[Start of RECORDED DATA]

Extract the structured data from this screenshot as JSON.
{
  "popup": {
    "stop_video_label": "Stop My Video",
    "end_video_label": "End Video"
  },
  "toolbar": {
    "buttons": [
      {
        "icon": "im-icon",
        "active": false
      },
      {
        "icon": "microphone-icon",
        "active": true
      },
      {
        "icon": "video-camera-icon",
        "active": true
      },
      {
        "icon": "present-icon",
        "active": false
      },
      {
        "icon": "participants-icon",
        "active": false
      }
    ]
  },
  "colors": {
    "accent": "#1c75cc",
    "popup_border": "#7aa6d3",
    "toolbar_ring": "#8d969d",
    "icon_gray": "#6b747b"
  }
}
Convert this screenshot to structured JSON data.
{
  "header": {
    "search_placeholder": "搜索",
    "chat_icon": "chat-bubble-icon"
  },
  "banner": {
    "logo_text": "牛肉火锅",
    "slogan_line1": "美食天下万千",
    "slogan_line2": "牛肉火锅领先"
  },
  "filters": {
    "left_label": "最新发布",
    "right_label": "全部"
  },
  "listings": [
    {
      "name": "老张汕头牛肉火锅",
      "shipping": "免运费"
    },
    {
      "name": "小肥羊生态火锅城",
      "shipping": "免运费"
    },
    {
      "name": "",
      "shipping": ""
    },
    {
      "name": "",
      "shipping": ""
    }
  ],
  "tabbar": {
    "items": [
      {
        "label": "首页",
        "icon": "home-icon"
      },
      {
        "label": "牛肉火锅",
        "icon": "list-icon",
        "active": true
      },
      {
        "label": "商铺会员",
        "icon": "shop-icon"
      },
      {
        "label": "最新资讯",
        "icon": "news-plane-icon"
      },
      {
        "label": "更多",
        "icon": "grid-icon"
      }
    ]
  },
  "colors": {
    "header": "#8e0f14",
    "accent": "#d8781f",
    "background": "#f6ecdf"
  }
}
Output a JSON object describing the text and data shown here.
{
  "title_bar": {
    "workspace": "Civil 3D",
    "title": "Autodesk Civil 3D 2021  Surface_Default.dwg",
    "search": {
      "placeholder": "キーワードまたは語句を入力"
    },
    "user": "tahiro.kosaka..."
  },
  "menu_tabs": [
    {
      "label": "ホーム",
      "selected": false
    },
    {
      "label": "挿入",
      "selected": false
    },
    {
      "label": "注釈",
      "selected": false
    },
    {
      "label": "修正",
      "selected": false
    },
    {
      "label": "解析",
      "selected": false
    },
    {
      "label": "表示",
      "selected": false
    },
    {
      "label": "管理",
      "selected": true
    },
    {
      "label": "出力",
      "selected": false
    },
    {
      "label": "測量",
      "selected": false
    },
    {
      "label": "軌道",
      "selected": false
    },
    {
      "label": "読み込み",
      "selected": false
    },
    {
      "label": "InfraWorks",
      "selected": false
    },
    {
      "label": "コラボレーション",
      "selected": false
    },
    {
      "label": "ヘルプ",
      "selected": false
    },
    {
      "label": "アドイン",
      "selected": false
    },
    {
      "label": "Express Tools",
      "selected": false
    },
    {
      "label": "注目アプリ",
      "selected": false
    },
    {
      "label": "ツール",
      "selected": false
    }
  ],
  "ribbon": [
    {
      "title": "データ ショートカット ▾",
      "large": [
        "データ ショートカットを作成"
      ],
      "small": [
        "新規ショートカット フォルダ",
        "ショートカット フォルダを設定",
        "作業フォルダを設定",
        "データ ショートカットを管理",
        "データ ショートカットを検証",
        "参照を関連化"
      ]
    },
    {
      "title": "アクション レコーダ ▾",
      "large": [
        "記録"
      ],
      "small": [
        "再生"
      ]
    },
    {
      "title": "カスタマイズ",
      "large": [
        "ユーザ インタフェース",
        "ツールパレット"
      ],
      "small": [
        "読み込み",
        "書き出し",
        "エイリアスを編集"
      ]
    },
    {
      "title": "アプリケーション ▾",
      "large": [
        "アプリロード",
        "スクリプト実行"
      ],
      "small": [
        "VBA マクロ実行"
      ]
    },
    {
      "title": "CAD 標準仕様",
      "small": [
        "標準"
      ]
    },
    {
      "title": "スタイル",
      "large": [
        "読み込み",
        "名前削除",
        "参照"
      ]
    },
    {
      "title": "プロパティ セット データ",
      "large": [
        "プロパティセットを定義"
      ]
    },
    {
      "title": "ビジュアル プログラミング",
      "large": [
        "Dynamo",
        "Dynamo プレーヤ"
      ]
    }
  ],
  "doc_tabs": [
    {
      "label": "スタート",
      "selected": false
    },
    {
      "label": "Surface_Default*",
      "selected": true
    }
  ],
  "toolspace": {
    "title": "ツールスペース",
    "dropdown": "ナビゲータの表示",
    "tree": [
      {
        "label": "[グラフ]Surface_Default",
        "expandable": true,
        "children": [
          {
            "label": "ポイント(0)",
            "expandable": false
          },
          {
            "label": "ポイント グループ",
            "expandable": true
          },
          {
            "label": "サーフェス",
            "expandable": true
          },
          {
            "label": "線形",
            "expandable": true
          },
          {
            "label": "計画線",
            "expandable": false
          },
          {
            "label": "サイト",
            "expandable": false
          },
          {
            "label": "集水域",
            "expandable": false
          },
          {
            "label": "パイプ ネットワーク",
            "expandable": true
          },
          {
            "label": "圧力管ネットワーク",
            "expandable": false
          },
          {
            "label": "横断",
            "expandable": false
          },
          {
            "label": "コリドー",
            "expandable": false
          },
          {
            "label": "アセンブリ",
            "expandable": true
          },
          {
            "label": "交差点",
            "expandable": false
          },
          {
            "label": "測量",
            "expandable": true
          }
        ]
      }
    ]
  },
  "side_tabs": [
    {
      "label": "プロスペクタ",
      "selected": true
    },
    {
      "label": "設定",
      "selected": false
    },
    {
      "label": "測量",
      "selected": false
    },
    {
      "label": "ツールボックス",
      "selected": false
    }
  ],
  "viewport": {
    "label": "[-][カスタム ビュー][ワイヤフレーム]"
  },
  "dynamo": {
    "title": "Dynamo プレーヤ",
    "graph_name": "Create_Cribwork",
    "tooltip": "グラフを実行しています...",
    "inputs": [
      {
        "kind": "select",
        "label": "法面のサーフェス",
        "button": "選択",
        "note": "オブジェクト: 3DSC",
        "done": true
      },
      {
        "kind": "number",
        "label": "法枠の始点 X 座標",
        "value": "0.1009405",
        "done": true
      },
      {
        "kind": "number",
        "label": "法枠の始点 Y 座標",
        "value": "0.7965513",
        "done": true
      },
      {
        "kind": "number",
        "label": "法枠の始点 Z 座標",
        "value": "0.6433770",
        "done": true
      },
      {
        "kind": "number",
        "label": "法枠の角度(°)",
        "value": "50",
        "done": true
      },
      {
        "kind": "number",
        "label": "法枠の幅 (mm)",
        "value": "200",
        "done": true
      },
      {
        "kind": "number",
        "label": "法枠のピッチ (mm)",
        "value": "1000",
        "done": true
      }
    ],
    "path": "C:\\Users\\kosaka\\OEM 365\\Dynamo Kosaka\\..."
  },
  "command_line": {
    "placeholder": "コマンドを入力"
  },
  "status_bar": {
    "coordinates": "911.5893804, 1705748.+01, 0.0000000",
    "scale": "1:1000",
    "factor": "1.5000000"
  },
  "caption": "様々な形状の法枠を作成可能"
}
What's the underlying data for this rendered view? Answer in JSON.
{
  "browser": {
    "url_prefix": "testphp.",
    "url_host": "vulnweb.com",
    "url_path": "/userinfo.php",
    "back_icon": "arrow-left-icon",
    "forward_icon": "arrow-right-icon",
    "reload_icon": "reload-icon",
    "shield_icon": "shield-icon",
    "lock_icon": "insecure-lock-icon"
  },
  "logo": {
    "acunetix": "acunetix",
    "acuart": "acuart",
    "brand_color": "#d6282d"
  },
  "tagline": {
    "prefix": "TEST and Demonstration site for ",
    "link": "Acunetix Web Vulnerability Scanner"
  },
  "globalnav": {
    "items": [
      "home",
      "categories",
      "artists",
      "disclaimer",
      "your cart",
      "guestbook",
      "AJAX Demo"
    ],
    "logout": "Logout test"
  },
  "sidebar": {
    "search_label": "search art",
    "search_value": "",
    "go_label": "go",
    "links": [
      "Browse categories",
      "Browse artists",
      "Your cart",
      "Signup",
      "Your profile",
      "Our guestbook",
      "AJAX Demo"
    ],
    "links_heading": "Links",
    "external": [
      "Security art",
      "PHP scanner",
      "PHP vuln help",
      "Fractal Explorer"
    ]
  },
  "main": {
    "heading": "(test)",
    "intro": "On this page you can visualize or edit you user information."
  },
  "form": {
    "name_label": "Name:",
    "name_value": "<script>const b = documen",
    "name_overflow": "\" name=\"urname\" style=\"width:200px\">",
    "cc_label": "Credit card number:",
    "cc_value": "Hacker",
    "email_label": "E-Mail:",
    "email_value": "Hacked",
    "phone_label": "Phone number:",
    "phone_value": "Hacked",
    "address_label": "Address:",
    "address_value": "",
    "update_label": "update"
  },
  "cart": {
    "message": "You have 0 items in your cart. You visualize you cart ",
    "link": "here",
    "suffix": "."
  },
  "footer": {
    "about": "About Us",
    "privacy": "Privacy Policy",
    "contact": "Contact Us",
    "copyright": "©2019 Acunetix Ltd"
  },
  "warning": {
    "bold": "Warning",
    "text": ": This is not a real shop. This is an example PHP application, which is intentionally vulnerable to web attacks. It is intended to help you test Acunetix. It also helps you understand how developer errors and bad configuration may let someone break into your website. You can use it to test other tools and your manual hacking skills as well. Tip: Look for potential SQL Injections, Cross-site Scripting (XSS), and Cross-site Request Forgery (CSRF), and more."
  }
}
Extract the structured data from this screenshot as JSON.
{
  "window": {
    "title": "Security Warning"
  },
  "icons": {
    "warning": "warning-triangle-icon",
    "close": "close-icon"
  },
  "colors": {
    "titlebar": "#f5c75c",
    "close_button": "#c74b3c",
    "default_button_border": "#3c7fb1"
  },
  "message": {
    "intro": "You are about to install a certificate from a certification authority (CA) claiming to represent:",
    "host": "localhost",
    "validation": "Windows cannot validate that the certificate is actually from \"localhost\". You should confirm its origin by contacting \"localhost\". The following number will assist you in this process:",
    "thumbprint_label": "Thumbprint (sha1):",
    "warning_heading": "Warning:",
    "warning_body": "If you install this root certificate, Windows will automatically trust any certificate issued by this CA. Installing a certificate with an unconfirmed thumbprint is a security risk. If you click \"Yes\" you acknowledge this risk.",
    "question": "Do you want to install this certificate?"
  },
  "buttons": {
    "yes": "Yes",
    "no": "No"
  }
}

[End of RECORDED DATA]

**TASK**
Scan the records for the string "localhost". Copy each line in which it appears.

**FINISHED EXERCISE**
    "host": "localhost",
    "validation": "Windows cannot validate that the certificate is actually from \"localhost\". You should confirm its origin by contacting \"localhost\". The following number will assist you in this process:",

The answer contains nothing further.